**Stated task:** Identify each line below that contains the word "создание", and copy it out.

**Input records:**

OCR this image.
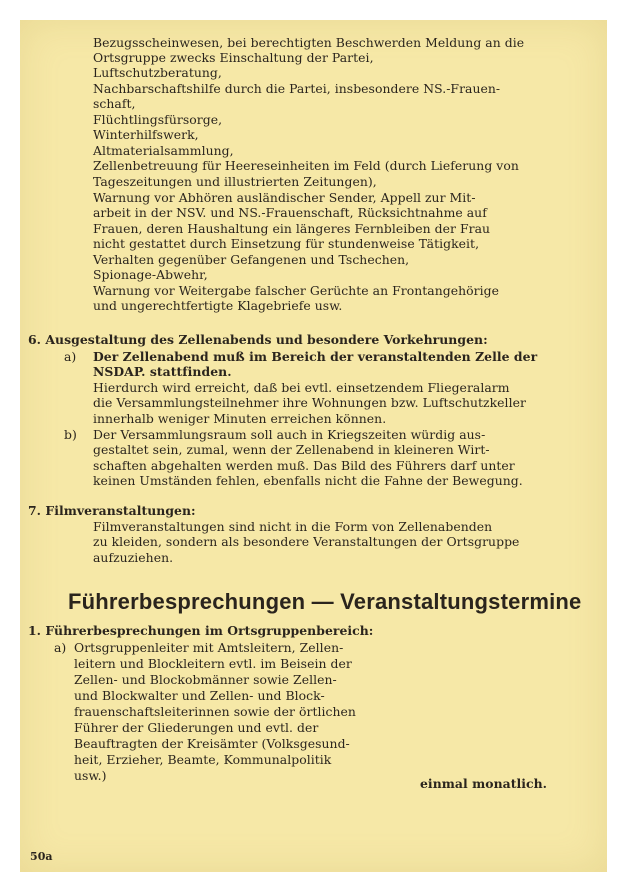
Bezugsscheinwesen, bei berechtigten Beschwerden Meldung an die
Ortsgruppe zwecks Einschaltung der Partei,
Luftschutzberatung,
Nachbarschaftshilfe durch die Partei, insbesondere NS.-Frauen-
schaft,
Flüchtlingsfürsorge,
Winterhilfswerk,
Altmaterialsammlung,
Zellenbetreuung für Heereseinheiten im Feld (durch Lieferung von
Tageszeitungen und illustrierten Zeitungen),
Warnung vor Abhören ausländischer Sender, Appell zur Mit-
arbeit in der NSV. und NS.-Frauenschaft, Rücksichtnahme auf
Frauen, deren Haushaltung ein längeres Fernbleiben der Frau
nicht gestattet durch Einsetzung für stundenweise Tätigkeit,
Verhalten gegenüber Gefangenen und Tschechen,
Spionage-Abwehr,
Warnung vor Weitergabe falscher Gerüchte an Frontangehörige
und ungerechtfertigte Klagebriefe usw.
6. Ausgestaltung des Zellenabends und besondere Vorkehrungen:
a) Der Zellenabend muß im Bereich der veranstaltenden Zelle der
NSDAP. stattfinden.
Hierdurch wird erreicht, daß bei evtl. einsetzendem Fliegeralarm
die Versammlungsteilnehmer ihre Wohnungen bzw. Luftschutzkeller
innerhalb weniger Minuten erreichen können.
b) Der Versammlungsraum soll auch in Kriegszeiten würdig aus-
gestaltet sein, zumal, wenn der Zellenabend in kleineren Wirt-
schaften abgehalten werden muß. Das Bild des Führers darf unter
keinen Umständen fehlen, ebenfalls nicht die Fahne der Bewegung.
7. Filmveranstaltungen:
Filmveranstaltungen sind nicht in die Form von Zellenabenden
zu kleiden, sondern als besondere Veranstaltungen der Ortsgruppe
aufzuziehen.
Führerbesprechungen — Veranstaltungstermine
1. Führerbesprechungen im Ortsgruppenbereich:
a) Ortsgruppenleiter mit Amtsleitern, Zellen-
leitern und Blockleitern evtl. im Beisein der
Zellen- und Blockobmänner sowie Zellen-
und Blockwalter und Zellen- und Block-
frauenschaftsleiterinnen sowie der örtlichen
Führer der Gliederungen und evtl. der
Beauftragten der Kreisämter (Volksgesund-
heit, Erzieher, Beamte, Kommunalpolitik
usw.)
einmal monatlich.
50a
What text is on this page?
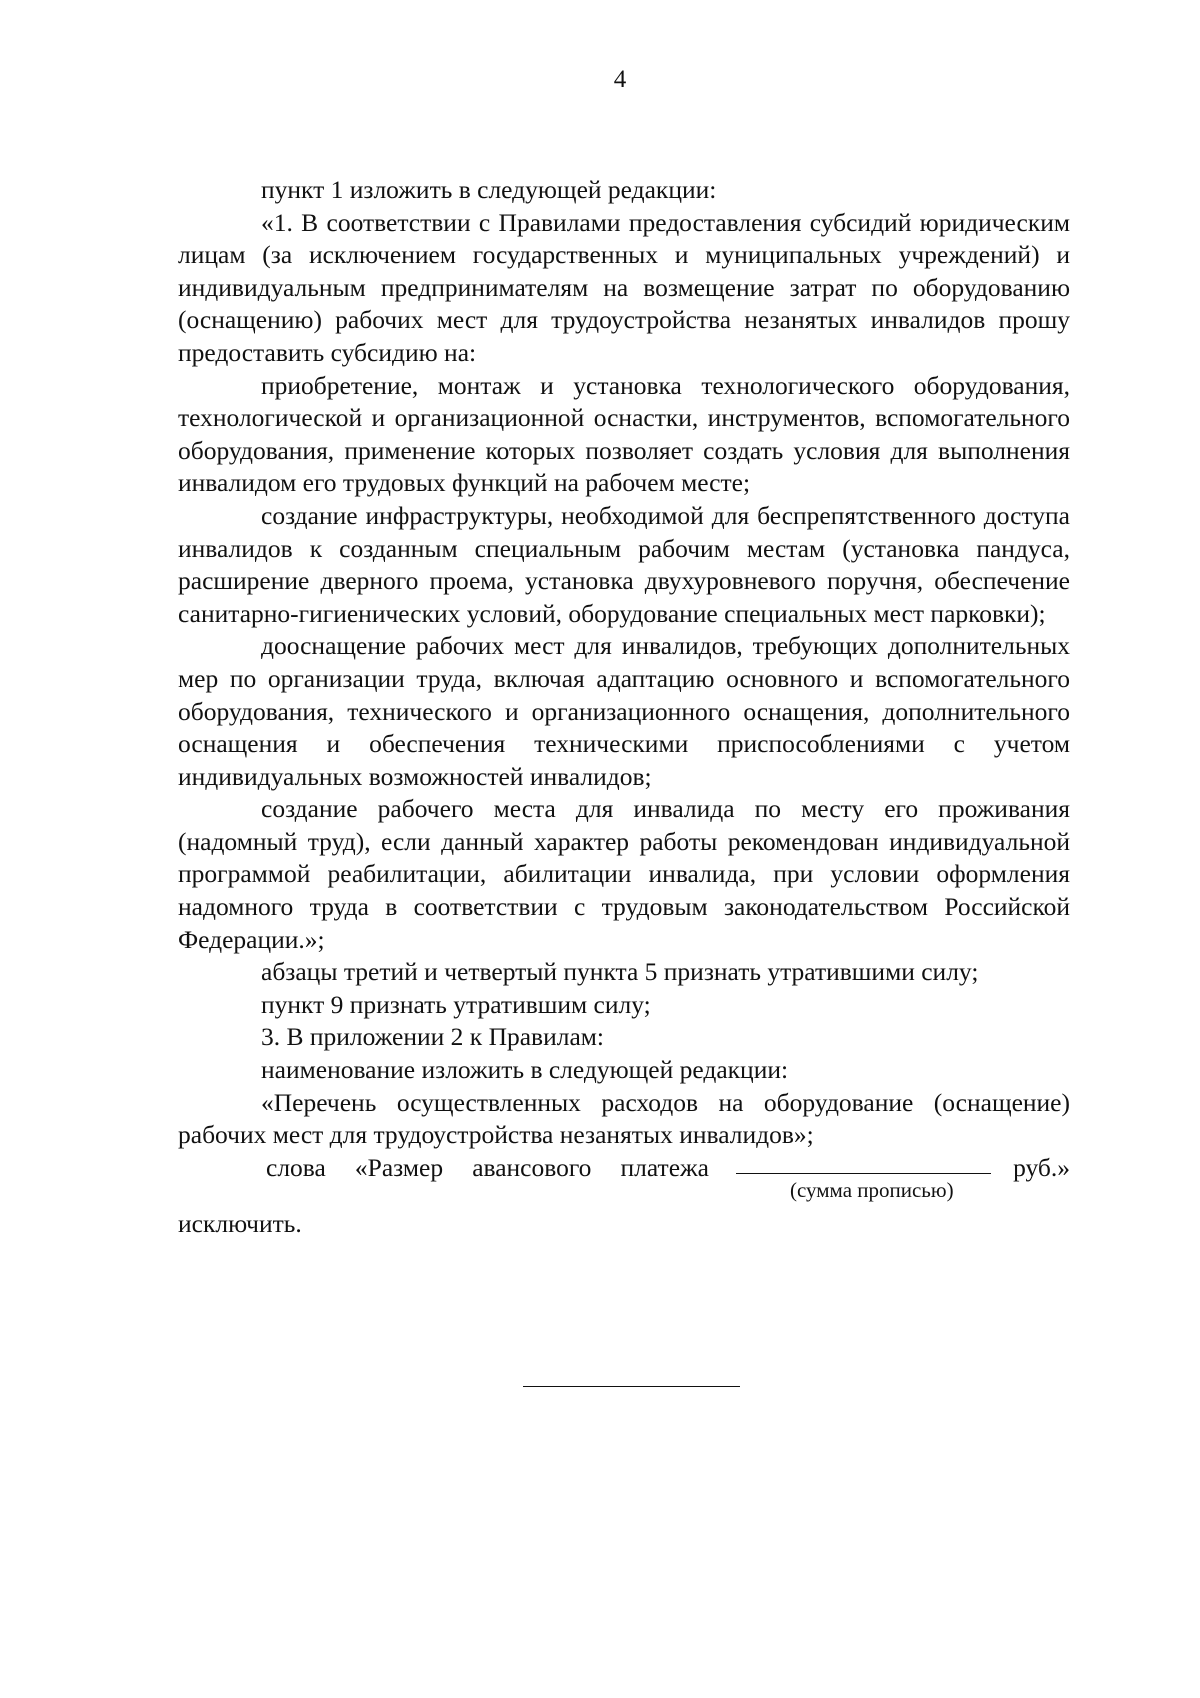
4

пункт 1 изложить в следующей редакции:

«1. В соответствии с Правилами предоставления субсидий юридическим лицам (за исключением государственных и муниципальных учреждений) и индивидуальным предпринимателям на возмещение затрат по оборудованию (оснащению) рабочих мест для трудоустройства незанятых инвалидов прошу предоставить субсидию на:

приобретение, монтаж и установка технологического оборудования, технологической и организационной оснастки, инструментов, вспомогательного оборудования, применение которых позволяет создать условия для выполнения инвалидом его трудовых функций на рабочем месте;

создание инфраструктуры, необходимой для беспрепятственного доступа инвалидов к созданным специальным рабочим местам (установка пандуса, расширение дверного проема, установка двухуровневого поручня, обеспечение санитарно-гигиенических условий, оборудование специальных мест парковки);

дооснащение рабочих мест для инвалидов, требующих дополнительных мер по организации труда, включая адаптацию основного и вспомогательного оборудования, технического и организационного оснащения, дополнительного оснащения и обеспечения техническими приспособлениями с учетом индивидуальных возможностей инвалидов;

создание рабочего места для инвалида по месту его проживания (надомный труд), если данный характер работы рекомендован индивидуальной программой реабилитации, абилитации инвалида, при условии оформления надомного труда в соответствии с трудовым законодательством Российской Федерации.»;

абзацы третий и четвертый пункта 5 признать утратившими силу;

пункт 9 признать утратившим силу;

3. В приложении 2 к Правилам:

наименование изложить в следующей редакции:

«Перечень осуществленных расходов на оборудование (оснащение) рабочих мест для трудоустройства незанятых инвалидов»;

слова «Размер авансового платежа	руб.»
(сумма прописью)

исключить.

**Output of the task:**
создание инфраструктуры, необходимой для беспрепятственного доступа инвалидов к созданным специальным рабочим местам (установка пандуса, расширение дверного проема, установка двухуровневого поручня, обеспечение санитарно-гигиенических условий, оборудование специальных мест парковки);
создание рабочего места для инвалида по месту его проживания (надомный труд), если данный характер работы рекомендован индивидуальной программой реабилитации, абилитации инвалида, при условии оформления надомного труда в соответствии с трудовым законодательством Российской Федерации.»;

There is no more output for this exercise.